Exercise task
Your answer should be one number: how many lines of the data include the string "mórula"?

══════

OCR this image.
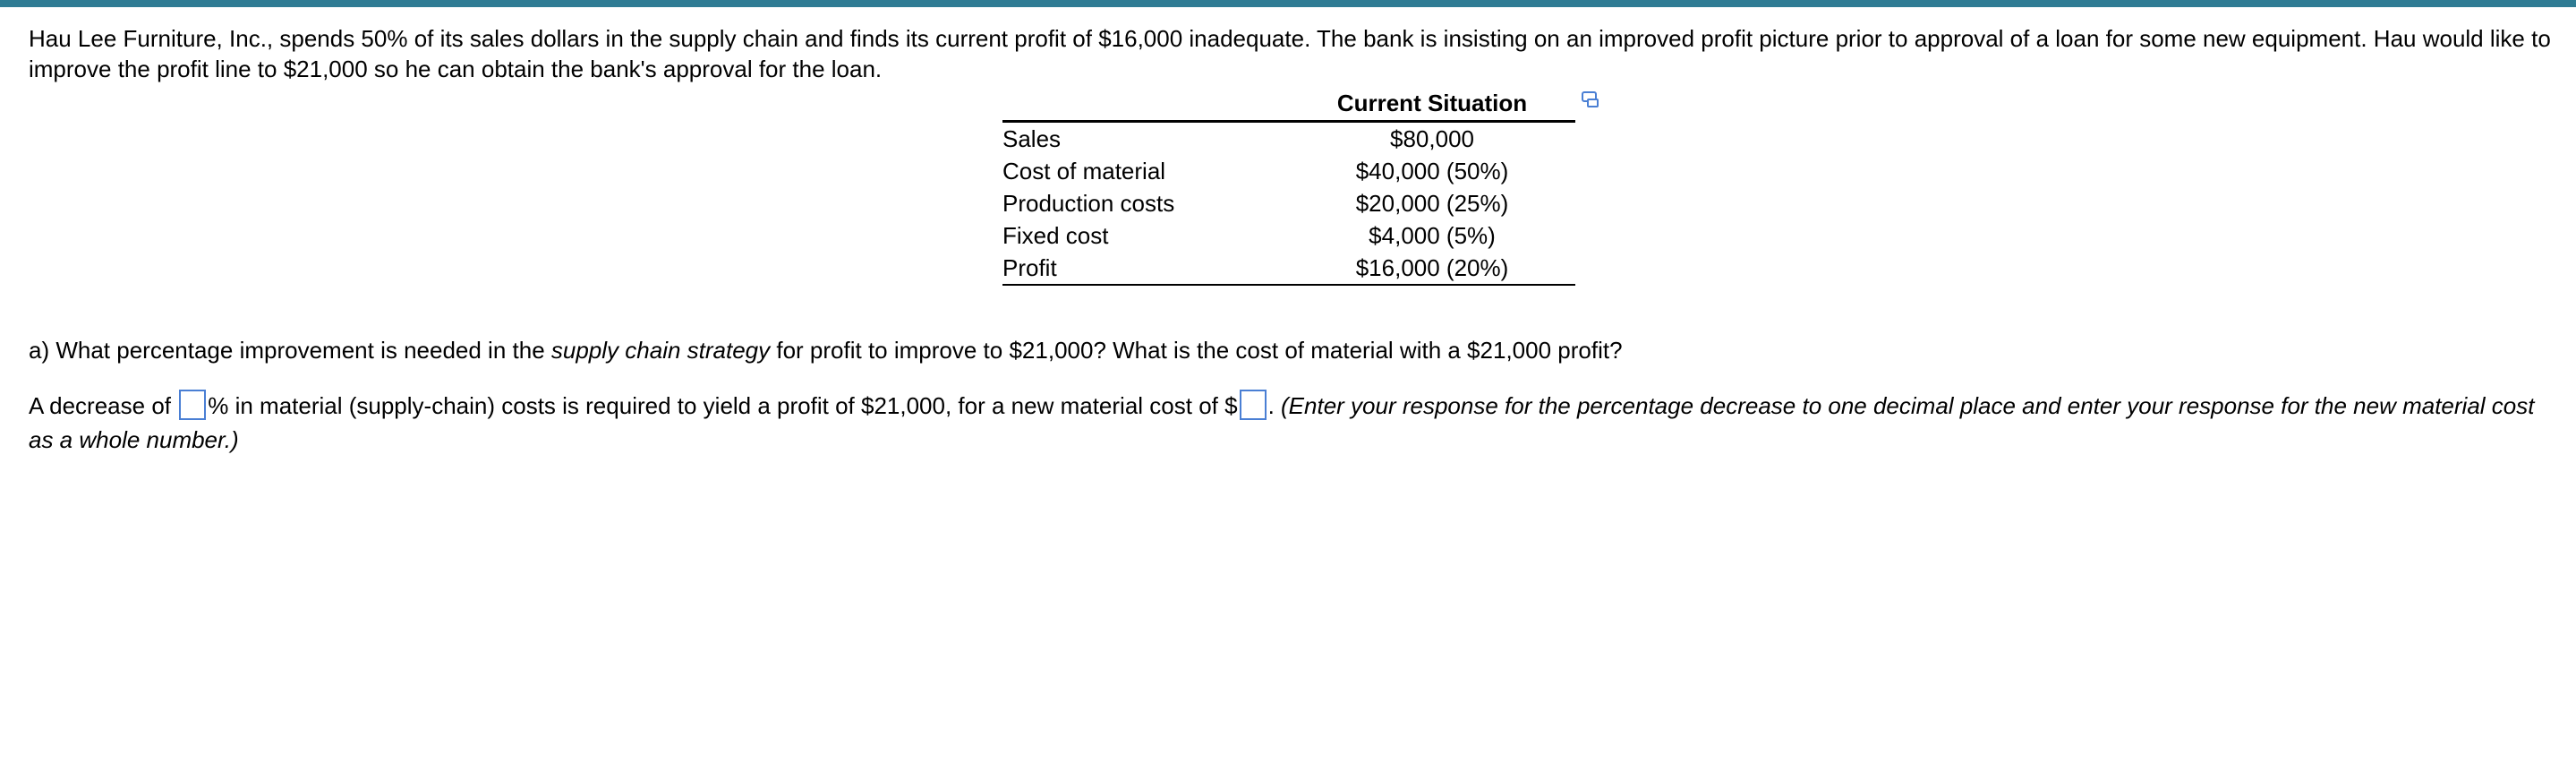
Hau Lee Furniture, Inc., spends 50% of its sales dollars in the supply chain and finds its current profit of $16,000 inadequate. The bank is insisting on an improved profit picture prior to approval of a loan for some new equipment. Hau would like to improve the profit line to $21,000 so he can obtain the bank's approval for the loan.

	Current Situation
Sales	$80,000
Cost of material	$40,000 (50%)
Production costs	$20,000 (25%)
Fixed cost	$4,000 (5%)
Profit	$16,000 (20%)

a) What percentage improvement is needed in the supply chain strategy for profit to improve to $21,000? What is the cost of material with a $21,000 profit?

A decrease of % in material (supply-chain) costs is required to yield a profit of $21,000, for a new material cost of $ . (Enter your response for the percentage decrease to one decimal place and enter your response for the new material cost as a whole number.)
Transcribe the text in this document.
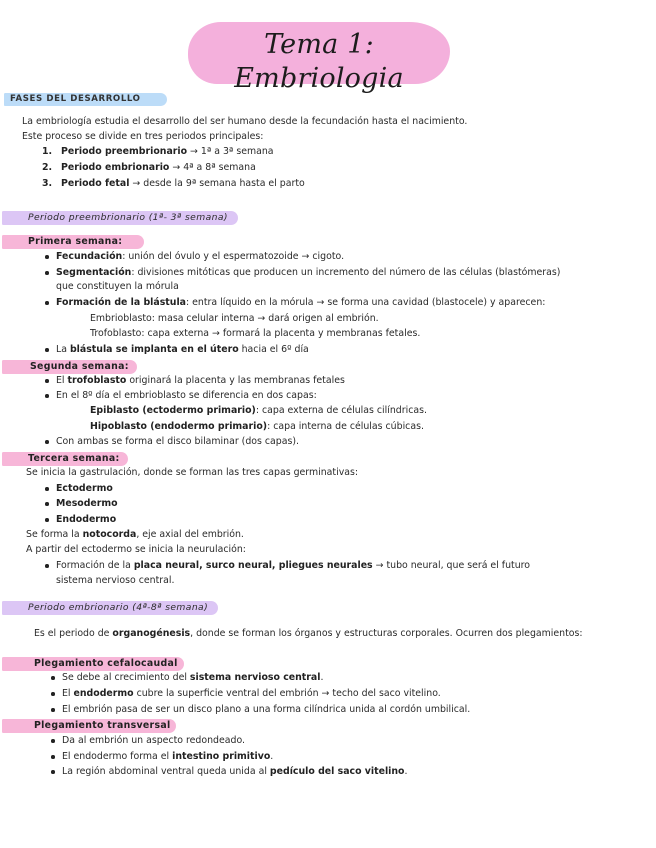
Tema 1: Embriologia
FASES DEL DESARROLLO
La embriología estudia el desarrollo del ser humano desde la fecundación hasta el nacimiento.
Este proceso se divide en tres periodos principales:
1. Periodo preembrionario → 1ª a 3ª semana
2. Periodo embrionario → 4ª a 8ª semana
3. Periodo fetal → desde la 9ª semana hasta el parto
Periodo preembrionario (1ª- 3ª semana)
Primera semana:
Fecundación: unión del óvulo y el espermatozoide → cigoto.
Segmentación: divisiones mitóticas que producen un incremento del número de las células (blastómeras)
que constituyen la mórula
Formación de la blástula: entra líquido en la mórula → se forma una cavidad (blastocele) y aparecen:
Embrioblasto: masa celular interna → dará origen al embrión.
Trofoblasto: capa externa → formará la placenta y membranas fetales.
La blástula se implanta en el útero hacia el 6º día
Segunda semana:
El trofoblasto originará la placenta y las membranas fetales
En el 8º día el embrioblasto se diferencia en dos capas:
Epiblasto (ectodermo primario): capa externa de células cilíndricas.
Hipoblasto (endodermo primario): capa interna de células cúbicas.
Con ambas se forma el disco bilaminar (dos capas).
Tercera semana:
Se inicia la gastrulación, donde se forman las tres capas germinativas:
Ectodermo
Mesodermo
Endodermo
Se forma la notocorda, eje axial del embrión.
A partir del ectodermo se inicia la neurulación:
Formación de la placa neural, surco neural, pliegues neurales → tubo neural, que será el futuro
sistema nervioso central.
Periodo embrionario (4ª-8ª semana)
Es el periodo de organogénesis, donde se forman los órganos y estructuras corporales. Ocurren dos plegamientos:
Plegamiento cefalocaudal
Se debe al crecimiento del sistema nervioso central.
El endodermo cubre la superficie ventral del embrión → techo del saco vitelino.
El embrión pasa de ser un disco plano a una forma cilíndrica unida al cordón umbilical.
Plegamiento transversal
Da al embrión un aspecto redondeado.
El endodermo forma el intestino primitivo.
La región abdominal ventral queda unida al pedículo del saco vitelino.
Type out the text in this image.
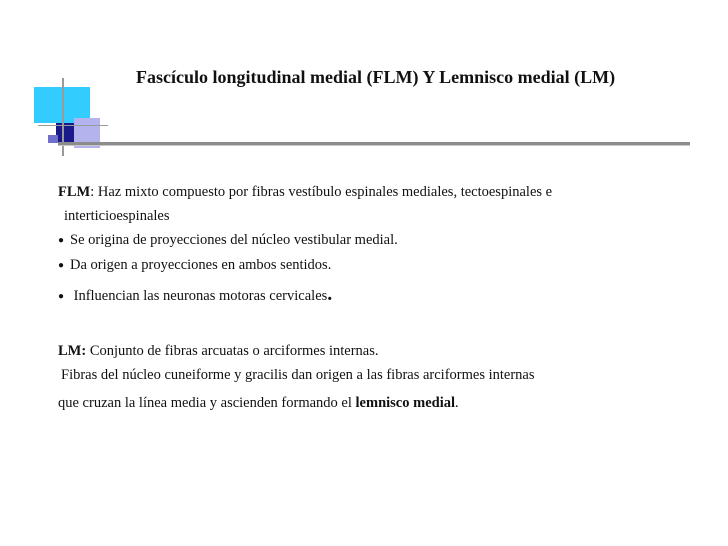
Fascículo longitudinal medial (FLM) Y Lemnisco medial (LM)
FLM: Haz mixto compuesto por fibras vestíbulo espinales mediales, tectoespinales e
interticioespinales
● Se origina de proyecciones del núcleo vestibular medial.
● Da origen a proyecciones en ambos sentidos.
● Influencian las neuronas motoras cervicales.
LM: Conjunto de fibras arcuatas o arciformes internas.
Fibras del núcleo cuneiforme y gracilis dan origen a las fibras arciformes internas
que cruzan la línea media y ascienden formando el lemnisco medial.
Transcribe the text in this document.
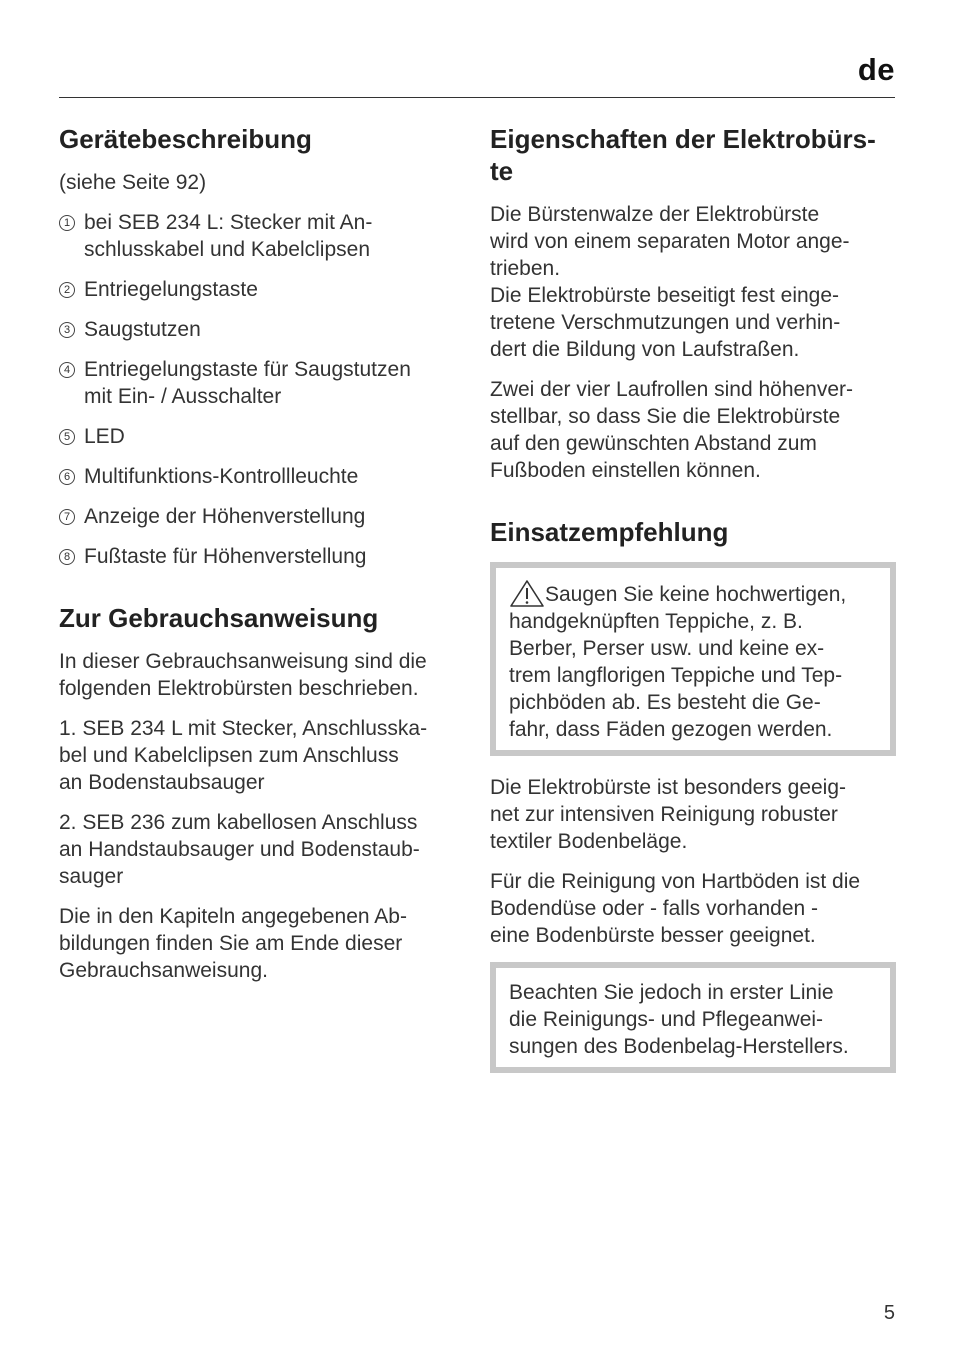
de
Gerätebeschreibung

(siehe Seite 92)

1 bei SEB 234 L: Stecker mit An-
schlusskabel und Kabelclipsen
2 Entriegelungstaste
3 Saugstutzen
4 Entriegelungstaste für Saugstutzen
mit Ein- / Ausschalter
5 LED
6 Multifunktions-Kontrollleuchte
7 Anzeige der Höhenverstellung
8 Fußtaste für Höhenverstellung
Zur Gebrauchsanweisung

In dieser Gebrauchsanweisung sind die
folgenden Elektrobürsten beschrieben.

1. SEB 234 L mit Stecker, Anschlusska-
bel und Kabelclipsen zum Anschluss
an Bodenstaubsauger

2. SEB 236 zum kabellosen Anschluss
an Handstaubsauger und Bodenstaub-
sauger

Die in den Kapiteln angegebenen Ab-
bildungen finden Sie am Ende dieser
Gebrauchsanweisung.

Eigenschaften der Elektrobürs-
te

Die Bürstenwalze der Elektrobürste
wird von einem separaten Motor ange-
trieben.
Die Elektrobürste beseitigt fest einge-
tretene Verschmutzungen und verhin-
dert die Bildung von Laufstraßen.

Zwei der vier Laufrollen sind höhenver-
stellbar, so dass Sie die Elektrobürste
auf den gewünschten Abstand zum
Fußboden einstellen können.

Einsatzempfehlung

Saugen Sie keine hochwertigen,
handgeknüpften Teppiche, z. B.
Berber, Perser usw. und keine ex-
trem langflorigen Teppiche und Tep-
pichböden ab. Es besteht die Ge-
fahr, dass Fäden gezogen werden.

Die Elektrobürste ist besonders geeig-
net zur intensiven Reinigung robuster
textiler Bodenbeläge.

Für die Reinigung von Hartböden ist die
Bodendüse oder - falls vorhanden -
eine Bodenbürste besser geeignet.

Beachten Sie jedoch in erster Linie
die Reinigungs- und Pflegeanwei-
sungen des Bodenbelag-Herstellers.

5
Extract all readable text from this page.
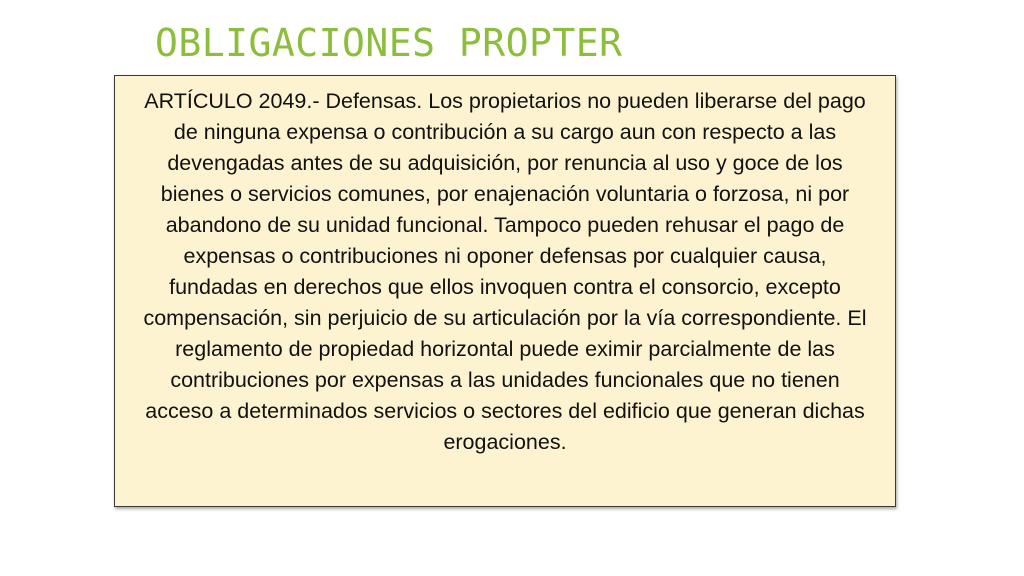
OBLIGACIONES PROPTER

ARTÍCULO 2049.- Defensas. Los propietarios no pueden liberarse del pago de ninguna expensa o contribución a su cargo aun con respecto a las devengadas antes de su adquisición, por renuncia al uso y goce de los bienes o servicios comunes, por enajenación voluntaria o forzosa, ni por abandono de su unidad funcional. Tampoco pueden rehusar el pago de expensas o contribuciones ni oponer defensas por cualquier causa, fundadas en derechos que ellos invoquen contra el consorcio, excepto compensación, sin perjuicio de su articulación por la vía correspondiente. El reglamento de propiedad horizontal puede eximir parcialmente de las contribuciones por expensas a las unidades funcionales que no tienen acceso a determinados servicios o sectores del edificio que generan dichas erogaciones.
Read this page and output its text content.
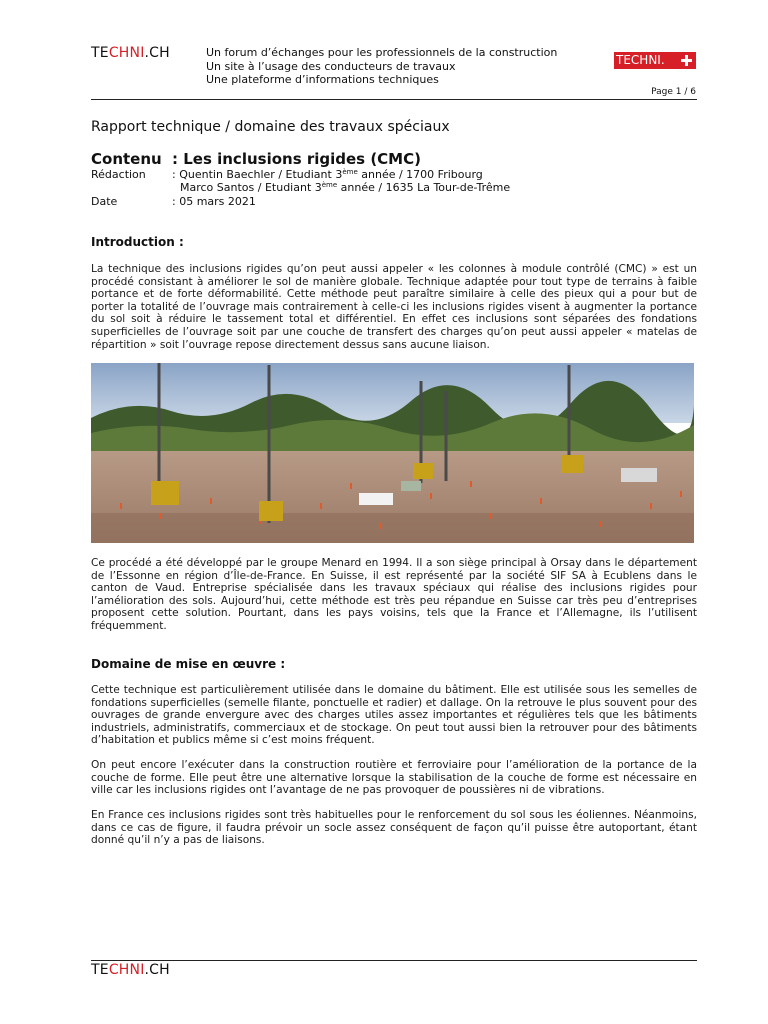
TECHNI.CH	Un forum d’échanges pour les professionnels de la construction
Un site à l’usage des conducteurs de travaux
Une plateforme d’informations techniques
TECHNI.
Page 1 / 6
Rapport technique / domaine des travaux spéciaux
Contenu : Les inclusions rigides (CMC)
Rédaction : Quentin Baechler / Etudiant 3ème année / 1700 Fribourg
Marco Santos / Etudiant 3ème année / 1635 La Tour-de-Trême
Date	: 05 mars 2021
Introduction :

La technique des inclusions rigides qu’on peut aussi appeler « les colonnes à module contrôlé (CMC) » est un procédé consistant à améliorer le sol de manière globale. Technique adaptée pour tout type de terrains à faible portance et de forte déformabilité. Cette méthode peut paraître similaire à celle des pieux qui a pour but de porter la totalité de l’ouvrage mais contrairement à celle-ci les inclusions rigides visent à augmenter la portance du sol soit à réduire le tassement total et différentiel. En effet ces inclusions sont séparées des fondations superficielles de l’ouvrage soit par une couche de transfert des charges qu’on peut aussi appeler « matelas de répartition » soit l’ouvrage repose directement dessus sans aucune liaison.

Ce procédé a été développé par le groupe Menard en 1994. Il a son siège principal à Orsay dans le département de l’Essonne en région d’Île-de-France. En Suisse, il est représenté par la société SIF SA à Ecublens dans le canton de Vaud. Entreprise spécialisée dans les travaux spéciaux qui réalise des inclusions rigides pour l’amélioration des sols. Aujourd’hui, cette méthode est très peu répandue en Suisse car très peu d’entreprises proposent cette solution. Pourtant, dans les pays voisins, tels que la France et l’Allemagne, ils l’utilisent fréquemment.

Domaine de mise en œuvre :

Cette technique est particulièrement utilisée dans le domaine du bâtiment. Elle est utilisée sous les semelles de fondations superficielles (semelle filante, ponctuelle et radier) et dallage. On la retrouve le plus souvent pour des ouvrages de grande envergure avec des charges utiles assez importantes et régulières tels que les bâtiments industriels, administratifs, commerciaux et de stockage. On peut tout aussi bien la retrouver pour des bâtiments d’habitation et publics même si c’est moins fréquent.

On peut encore l’exécuter dans la construction routière et ferroviaire pour l’amélioration de la portance de la couche de forme. Elle peut être une alternative lorsque la stabilisation de la couche de forme est nécessaire en ville car les inclusions rigides ont l’avantage de ne pas provoquer de poussières ni de vibrations.

En France ces inclusions rigides sont très habituelles pour le renforcement du sol sous les éoliennes. Néanmoins, dans ce cas de figure, il faudra prévoir un socle assez conséquent de façon qu’il puisse être autoportant, étant donné qu’il n’y a pas de liaisons.

TECHNI.CH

══════

Complete response
2